→ MATERIAL FOR THIS EXERCISE
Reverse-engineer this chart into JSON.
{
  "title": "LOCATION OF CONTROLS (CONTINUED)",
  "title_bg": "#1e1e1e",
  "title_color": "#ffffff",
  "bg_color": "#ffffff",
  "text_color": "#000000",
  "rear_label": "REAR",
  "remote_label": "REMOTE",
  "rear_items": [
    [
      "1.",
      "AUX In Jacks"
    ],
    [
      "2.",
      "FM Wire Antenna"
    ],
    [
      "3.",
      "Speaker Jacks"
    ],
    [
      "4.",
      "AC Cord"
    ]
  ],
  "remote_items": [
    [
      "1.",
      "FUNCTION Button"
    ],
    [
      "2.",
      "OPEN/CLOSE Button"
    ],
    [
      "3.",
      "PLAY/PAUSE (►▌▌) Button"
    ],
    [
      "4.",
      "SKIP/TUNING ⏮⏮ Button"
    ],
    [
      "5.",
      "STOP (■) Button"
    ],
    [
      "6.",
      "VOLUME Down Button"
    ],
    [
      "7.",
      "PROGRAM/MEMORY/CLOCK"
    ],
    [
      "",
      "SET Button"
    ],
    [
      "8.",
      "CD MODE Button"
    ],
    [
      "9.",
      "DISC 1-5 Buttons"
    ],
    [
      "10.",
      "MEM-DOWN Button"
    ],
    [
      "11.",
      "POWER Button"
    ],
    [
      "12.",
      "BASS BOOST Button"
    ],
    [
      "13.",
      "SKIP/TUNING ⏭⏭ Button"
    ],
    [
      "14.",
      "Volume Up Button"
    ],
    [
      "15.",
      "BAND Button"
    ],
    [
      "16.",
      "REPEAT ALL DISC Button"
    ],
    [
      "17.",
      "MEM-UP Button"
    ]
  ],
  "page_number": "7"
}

==

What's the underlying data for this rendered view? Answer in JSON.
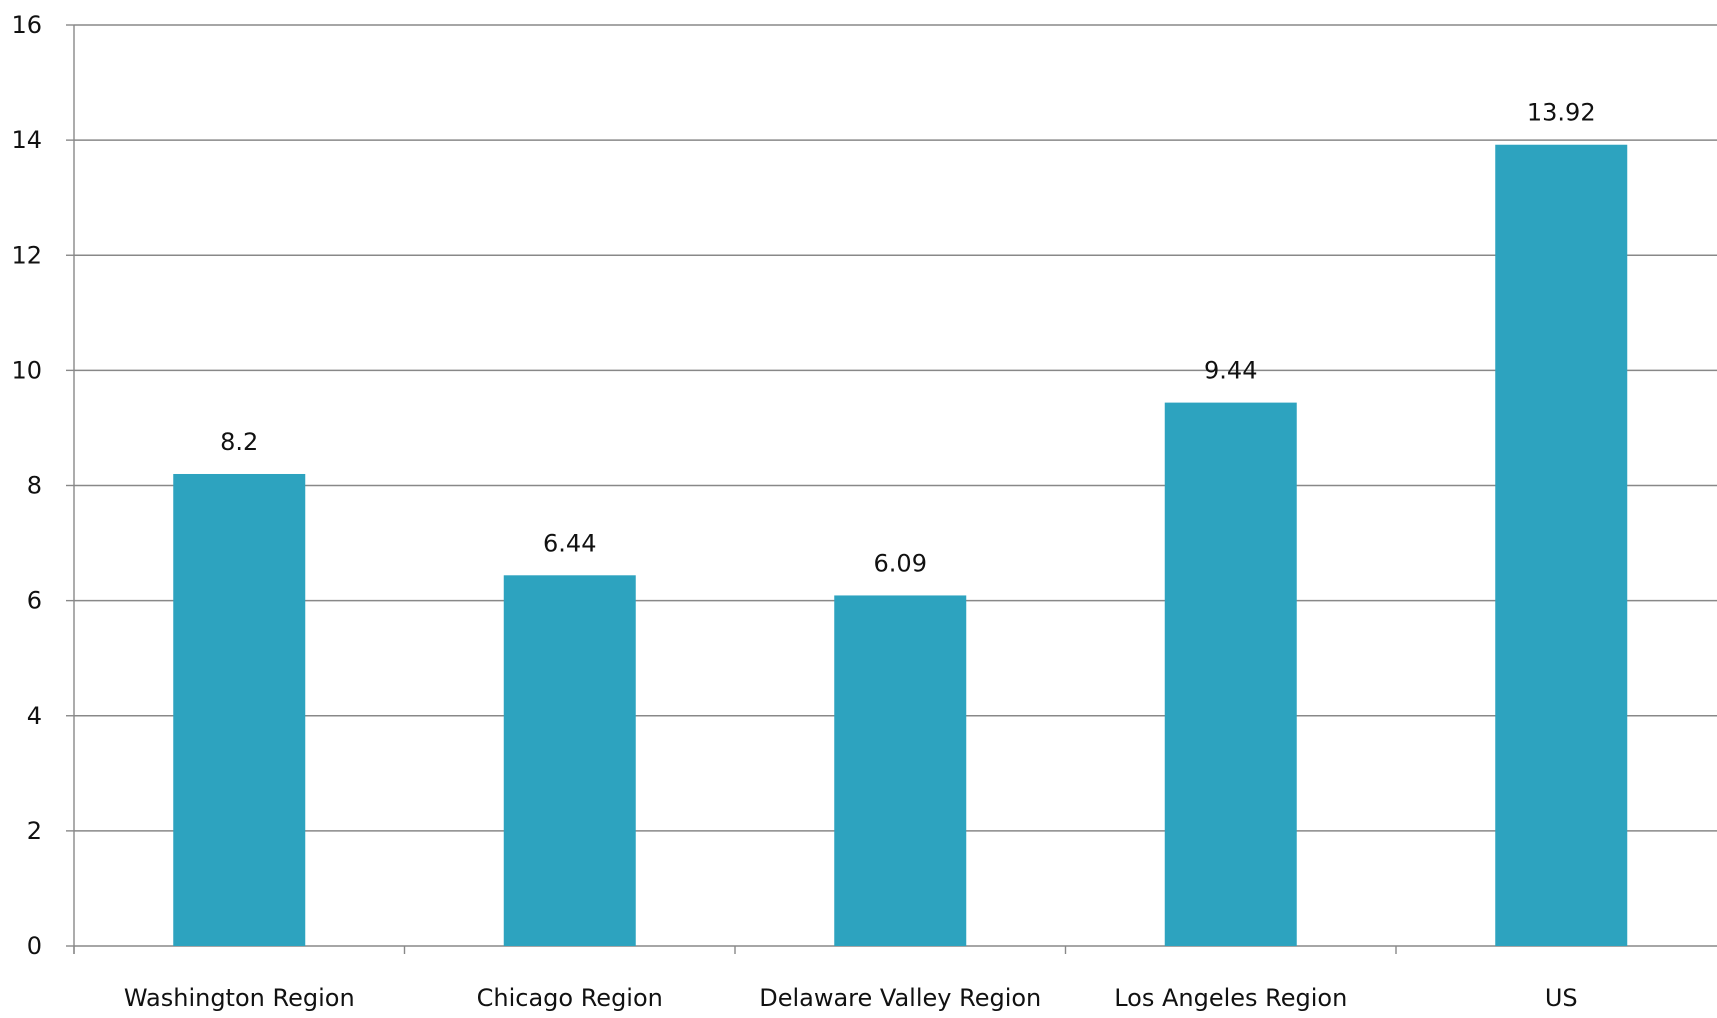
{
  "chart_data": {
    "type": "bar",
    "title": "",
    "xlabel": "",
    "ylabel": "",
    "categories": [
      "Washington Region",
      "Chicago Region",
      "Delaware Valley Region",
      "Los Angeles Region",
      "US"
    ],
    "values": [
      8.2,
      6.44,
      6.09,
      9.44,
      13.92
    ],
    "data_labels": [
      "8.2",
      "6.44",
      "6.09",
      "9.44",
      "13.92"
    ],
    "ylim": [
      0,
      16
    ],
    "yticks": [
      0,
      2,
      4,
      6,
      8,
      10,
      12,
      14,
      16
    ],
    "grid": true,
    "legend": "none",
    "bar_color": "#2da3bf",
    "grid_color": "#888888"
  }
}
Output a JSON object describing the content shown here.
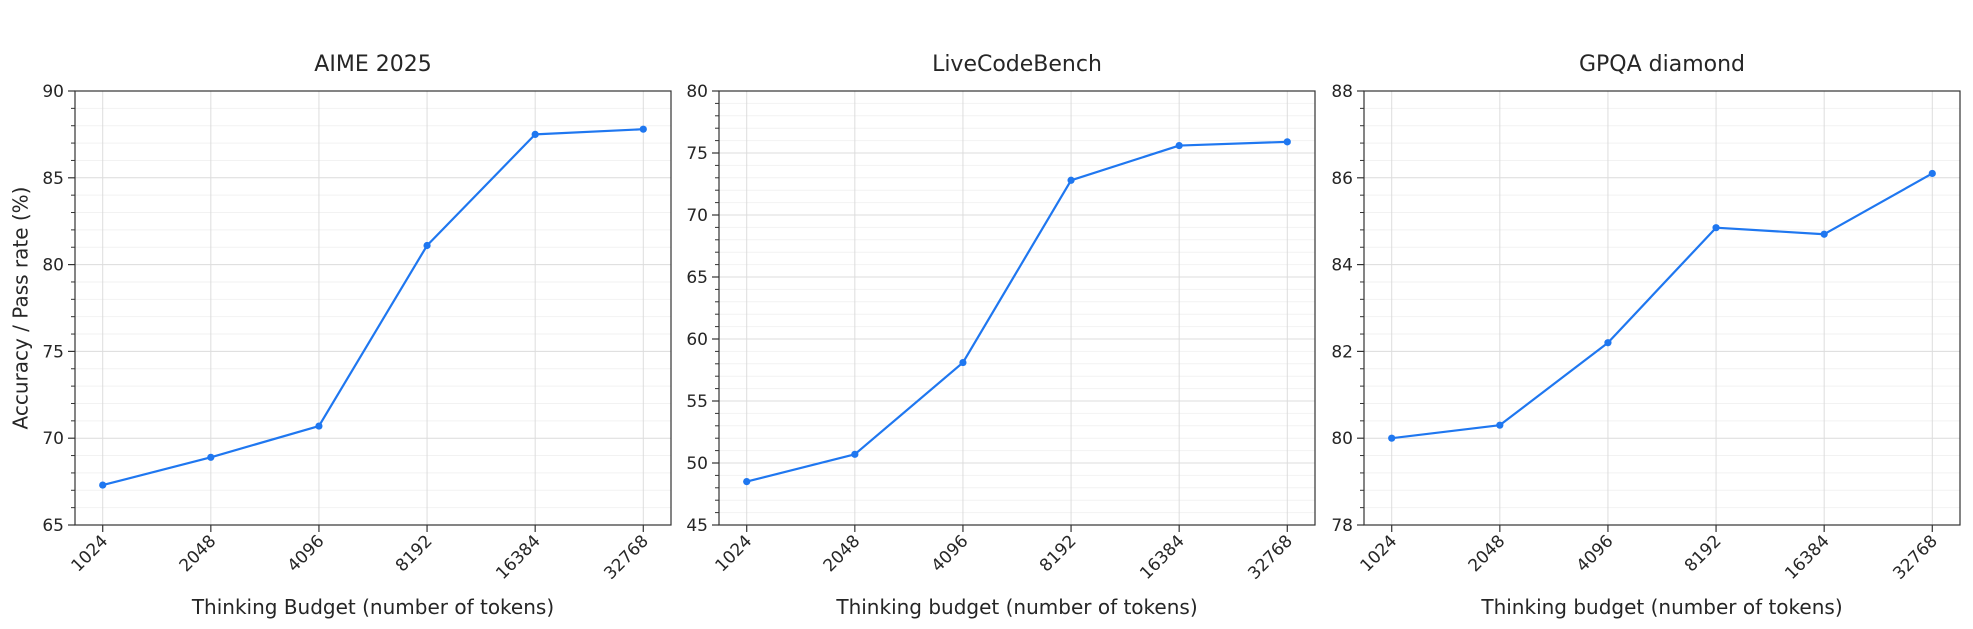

→ TASK OBJECTIVE
Your task is to retype exactly the lines from the one containing "What's the underlying" through the one containing "Output a JSON", leaving every picture out.

→ REPLY
What's the underlying data for this rendered view? Answer in JSON.
{
  "chart_data": {
    "type": "bar",
    "title": "",
    "xlabel": "",
    "ylabel": "",
    "categories": [
      "Washington Region",
      "Chicago Region",
      "Delaware Valley Region",
      "Los Angeles Region",
      "US"
    ],
    "values": [
      8.2,
      6.44,
      6.09,
      9.44,
      13.92
    ],
    "data_labels": [
      "8.2",
      "6.44",
      "6.09",
      "9.44",
      "13.92"
    ],
    "ylim": [
      0,
      16
    ],
    "yticks": [
      0,
      2,
      4,
      6,
      8,
      10,
      12,
      14,
      16
    ],
    "grid": true,
    "legend": "none",
    "bar_color": "#2da3bf",
    "grid_color": "#888888"
  }
}
Output a JSON object describing the content shown here.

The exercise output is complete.